Determine how many lines in the entries below include "Where". The reply should be that number and nothing else.

══ PROVIDED MATERIAL

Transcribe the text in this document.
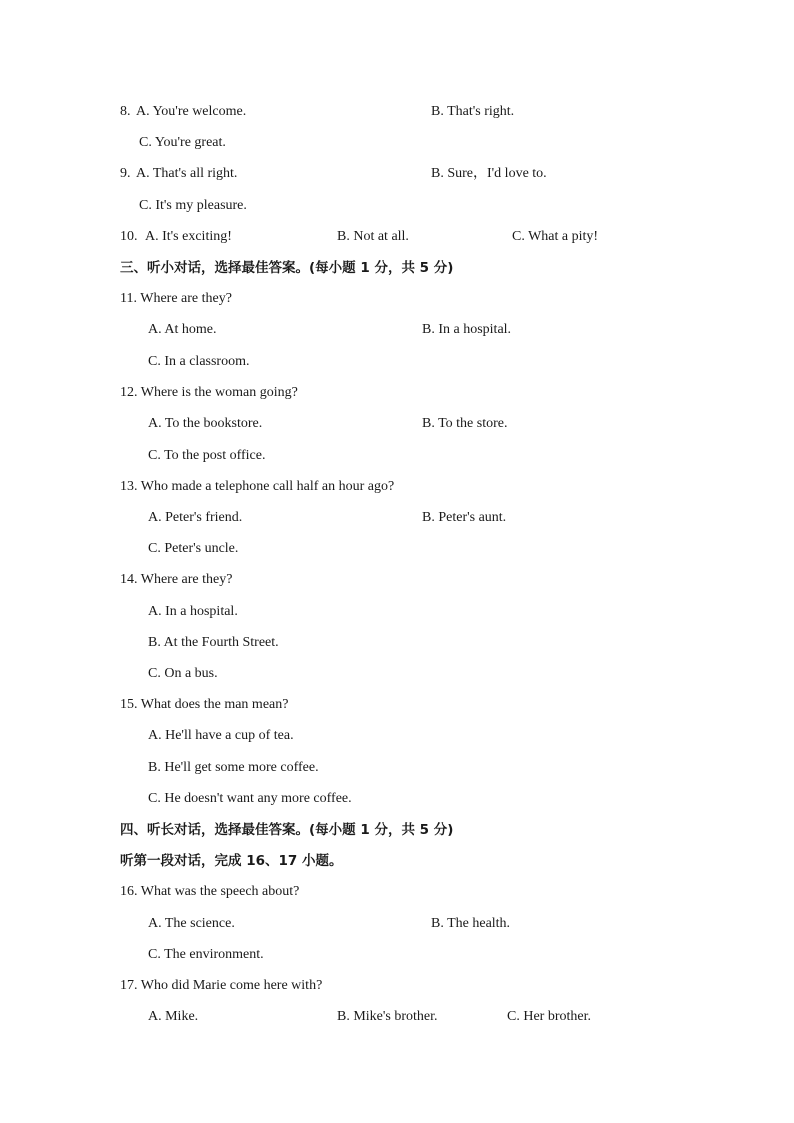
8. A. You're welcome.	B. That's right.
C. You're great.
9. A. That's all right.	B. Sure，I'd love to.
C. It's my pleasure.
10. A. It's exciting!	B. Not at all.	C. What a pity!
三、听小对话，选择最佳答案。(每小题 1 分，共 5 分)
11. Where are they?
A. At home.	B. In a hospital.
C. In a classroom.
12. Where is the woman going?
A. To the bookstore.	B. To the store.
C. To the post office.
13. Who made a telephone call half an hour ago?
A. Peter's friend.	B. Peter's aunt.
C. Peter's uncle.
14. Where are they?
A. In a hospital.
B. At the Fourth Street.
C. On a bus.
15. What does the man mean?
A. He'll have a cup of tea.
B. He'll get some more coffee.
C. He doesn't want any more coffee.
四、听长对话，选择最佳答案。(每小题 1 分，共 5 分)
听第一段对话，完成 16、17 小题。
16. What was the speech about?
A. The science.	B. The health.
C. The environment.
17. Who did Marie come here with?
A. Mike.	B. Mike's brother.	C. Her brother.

════
══ PROVIDED MATERIAL

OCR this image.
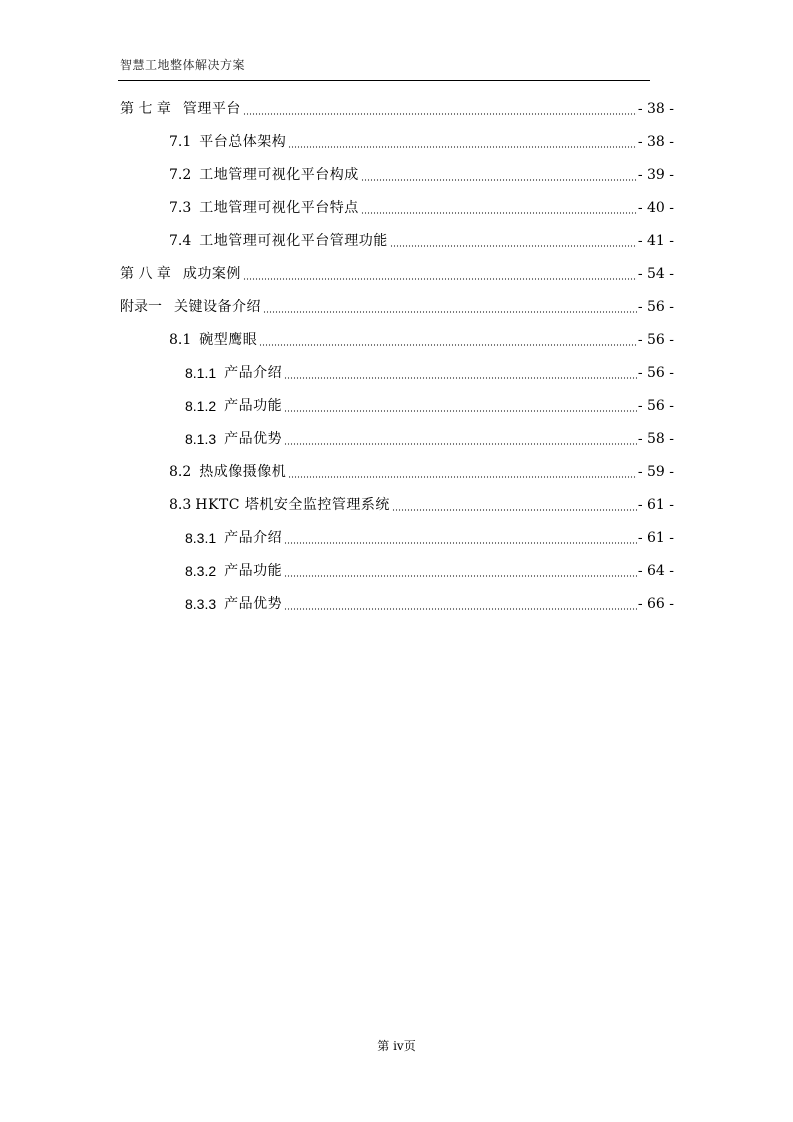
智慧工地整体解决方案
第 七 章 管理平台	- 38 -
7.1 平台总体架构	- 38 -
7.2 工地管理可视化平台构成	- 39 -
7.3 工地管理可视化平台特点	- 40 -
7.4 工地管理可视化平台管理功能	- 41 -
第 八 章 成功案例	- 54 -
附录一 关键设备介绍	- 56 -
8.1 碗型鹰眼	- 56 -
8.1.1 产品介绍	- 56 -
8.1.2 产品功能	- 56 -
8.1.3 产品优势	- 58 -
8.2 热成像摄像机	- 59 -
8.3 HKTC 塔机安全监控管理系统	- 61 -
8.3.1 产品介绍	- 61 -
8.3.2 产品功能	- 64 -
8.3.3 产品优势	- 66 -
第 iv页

════

> THE ANSWER
3